## DIRECTION
Which lines in the material below contain the word "description"? Copy each of them.

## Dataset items
════════════════

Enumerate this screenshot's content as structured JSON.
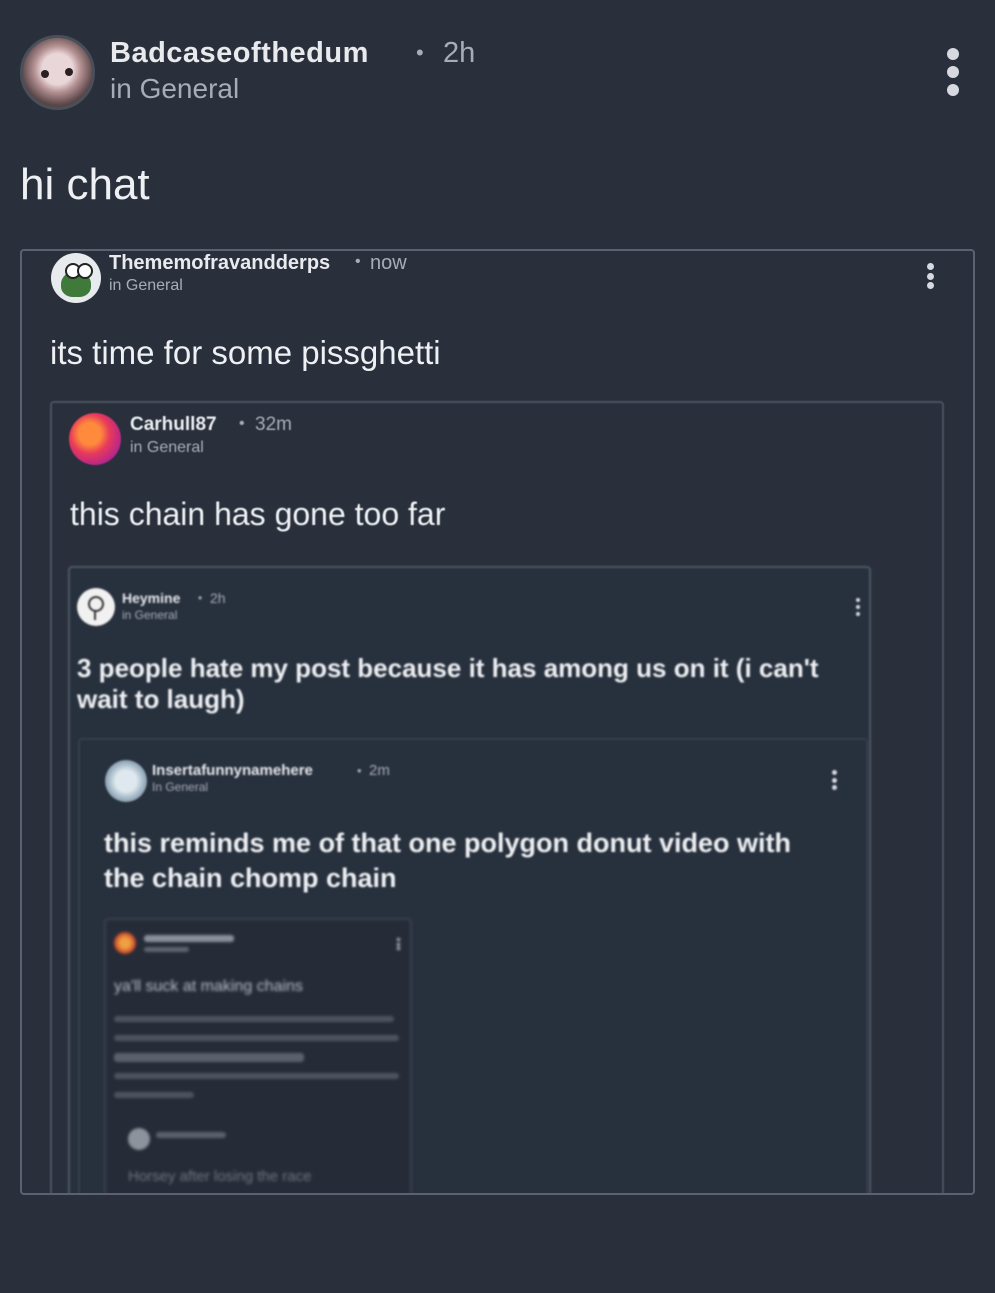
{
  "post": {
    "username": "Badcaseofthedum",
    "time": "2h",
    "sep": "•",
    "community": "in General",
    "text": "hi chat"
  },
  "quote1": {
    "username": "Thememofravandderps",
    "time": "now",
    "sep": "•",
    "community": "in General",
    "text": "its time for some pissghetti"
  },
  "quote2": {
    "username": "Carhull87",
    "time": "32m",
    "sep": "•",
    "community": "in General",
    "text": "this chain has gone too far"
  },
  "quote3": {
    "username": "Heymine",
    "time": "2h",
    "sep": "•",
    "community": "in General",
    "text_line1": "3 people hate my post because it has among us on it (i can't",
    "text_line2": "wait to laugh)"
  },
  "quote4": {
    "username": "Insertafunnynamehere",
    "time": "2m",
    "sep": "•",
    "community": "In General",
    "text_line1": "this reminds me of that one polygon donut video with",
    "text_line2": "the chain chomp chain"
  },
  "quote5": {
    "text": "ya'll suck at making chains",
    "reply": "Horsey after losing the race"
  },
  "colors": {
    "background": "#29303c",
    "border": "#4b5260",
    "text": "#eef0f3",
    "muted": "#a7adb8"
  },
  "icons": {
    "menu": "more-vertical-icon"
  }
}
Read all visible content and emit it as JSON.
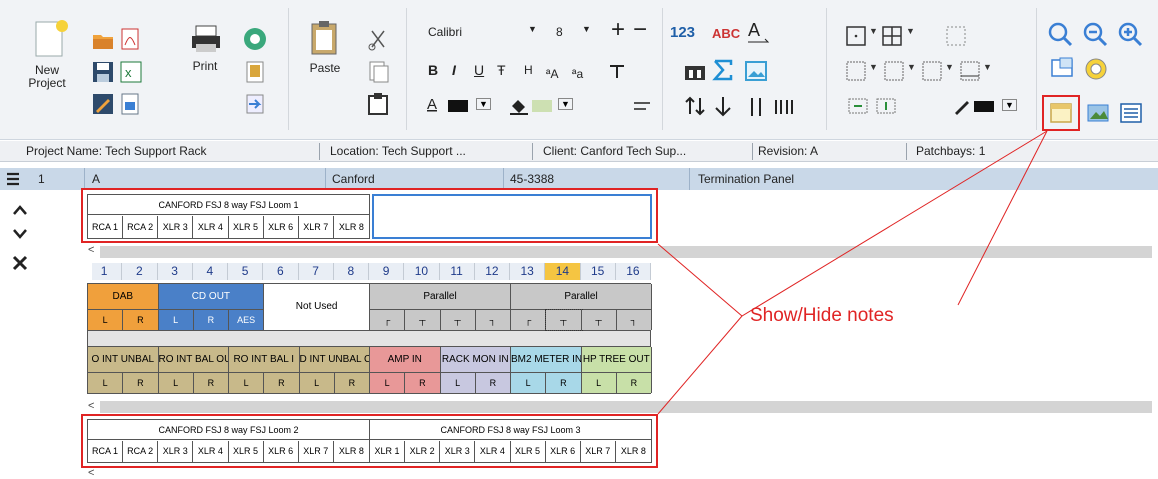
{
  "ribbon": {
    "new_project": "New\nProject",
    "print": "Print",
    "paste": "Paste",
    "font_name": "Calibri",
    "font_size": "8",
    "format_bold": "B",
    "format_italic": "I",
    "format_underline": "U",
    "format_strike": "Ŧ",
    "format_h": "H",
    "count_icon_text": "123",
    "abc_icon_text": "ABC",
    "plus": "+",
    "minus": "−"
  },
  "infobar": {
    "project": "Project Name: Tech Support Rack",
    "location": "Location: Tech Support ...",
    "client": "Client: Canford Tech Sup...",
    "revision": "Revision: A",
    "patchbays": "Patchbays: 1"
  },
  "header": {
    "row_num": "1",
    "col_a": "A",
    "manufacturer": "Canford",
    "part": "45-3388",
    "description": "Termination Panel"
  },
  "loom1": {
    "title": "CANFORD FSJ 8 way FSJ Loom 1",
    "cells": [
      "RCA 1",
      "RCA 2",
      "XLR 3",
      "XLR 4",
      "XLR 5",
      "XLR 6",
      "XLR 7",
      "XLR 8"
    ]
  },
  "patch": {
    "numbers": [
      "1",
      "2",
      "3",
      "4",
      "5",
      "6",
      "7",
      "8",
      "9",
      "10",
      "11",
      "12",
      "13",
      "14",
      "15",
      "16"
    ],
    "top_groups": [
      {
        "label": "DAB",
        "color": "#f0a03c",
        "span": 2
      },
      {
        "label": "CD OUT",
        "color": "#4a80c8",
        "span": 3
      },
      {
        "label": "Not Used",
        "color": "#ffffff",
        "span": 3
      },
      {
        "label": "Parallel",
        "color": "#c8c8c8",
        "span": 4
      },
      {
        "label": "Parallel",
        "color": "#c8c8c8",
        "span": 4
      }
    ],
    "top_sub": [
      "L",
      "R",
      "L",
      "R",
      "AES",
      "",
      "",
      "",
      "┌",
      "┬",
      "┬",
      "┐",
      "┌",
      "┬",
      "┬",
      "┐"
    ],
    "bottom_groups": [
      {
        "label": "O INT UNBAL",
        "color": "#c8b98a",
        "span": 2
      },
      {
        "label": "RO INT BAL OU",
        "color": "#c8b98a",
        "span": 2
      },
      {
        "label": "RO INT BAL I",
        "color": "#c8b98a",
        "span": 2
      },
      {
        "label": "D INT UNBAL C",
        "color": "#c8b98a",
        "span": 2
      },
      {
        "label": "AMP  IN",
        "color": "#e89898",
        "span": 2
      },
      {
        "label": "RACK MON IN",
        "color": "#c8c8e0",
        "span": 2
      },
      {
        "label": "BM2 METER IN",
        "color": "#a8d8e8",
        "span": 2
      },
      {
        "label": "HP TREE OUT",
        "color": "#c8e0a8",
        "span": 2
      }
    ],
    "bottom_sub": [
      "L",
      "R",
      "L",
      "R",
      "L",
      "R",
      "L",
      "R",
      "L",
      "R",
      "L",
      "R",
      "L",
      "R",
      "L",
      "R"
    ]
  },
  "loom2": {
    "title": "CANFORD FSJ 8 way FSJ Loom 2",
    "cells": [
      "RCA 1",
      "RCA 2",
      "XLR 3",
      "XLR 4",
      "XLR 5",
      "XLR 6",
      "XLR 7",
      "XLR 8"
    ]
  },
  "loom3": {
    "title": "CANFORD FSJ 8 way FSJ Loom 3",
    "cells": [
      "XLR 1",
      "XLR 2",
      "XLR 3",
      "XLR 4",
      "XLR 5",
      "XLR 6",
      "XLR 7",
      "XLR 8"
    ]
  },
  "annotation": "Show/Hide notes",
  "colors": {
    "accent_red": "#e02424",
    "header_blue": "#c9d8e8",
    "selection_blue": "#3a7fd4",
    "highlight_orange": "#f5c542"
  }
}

════════════════

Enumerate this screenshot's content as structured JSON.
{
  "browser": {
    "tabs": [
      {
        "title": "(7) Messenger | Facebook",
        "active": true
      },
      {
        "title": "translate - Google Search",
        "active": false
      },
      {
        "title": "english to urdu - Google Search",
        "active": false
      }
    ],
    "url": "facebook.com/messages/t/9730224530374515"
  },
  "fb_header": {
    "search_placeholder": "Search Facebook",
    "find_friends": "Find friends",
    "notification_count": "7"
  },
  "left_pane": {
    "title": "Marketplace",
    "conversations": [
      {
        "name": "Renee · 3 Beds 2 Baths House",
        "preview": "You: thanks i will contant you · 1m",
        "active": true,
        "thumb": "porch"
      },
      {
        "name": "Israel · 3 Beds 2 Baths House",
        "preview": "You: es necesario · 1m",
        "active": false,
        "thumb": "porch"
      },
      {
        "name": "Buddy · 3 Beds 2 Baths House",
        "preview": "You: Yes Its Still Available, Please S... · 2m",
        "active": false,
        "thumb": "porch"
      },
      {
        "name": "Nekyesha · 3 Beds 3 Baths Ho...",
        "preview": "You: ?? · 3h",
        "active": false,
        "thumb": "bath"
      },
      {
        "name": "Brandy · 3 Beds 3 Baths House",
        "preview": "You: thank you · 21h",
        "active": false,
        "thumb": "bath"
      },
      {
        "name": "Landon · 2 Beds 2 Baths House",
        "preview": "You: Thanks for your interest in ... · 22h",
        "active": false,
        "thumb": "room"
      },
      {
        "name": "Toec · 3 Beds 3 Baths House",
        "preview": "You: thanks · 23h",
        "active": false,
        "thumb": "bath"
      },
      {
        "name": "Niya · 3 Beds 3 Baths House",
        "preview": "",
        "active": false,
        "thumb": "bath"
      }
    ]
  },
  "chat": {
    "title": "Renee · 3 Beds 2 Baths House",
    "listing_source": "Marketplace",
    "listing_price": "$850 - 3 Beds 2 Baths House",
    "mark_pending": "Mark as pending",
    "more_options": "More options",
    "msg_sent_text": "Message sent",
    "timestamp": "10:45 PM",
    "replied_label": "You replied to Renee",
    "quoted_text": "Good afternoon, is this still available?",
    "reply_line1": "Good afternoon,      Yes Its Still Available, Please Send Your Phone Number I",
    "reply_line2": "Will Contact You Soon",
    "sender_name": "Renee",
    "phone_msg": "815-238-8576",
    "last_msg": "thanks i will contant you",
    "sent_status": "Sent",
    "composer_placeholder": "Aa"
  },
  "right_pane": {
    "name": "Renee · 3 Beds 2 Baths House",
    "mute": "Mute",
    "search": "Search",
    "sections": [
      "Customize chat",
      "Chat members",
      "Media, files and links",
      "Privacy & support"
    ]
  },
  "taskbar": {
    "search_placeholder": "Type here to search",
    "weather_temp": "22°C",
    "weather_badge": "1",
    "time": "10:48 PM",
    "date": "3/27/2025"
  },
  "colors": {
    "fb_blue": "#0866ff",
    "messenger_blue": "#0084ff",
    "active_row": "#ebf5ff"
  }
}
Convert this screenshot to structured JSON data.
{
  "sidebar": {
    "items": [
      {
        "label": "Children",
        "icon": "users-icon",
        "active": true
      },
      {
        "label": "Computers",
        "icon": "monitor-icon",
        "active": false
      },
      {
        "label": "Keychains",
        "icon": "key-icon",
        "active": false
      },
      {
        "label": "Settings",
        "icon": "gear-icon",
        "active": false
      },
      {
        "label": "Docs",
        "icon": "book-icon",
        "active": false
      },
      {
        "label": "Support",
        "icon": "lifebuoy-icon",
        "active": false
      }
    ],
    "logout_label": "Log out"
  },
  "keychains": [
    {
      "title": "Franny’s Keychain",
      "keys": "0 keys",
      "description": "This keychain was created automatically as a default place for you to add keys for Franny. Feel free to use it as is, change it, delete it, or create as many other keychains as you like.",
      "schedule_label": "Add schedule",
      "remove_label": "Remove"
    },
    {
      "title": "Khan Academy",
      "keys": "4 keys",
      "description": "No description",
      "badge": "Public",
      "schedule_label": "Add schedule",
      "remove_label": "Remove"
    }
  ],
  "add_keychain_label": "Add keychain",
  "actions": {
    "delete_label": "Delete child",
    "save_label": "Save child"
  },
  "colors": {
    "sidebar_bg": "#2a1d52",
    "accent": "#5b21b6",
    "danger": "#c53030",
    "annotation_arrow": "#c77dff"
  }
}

════════════════

## RESULT OF THE TASK
    "description": "Termination Panel"
      "description": "This keychain was created automatically as a default place for you to add keys for Franny. Feel free to use it as is, change it, delete it, or create as many other keychains as you like.",
      "description": "No description",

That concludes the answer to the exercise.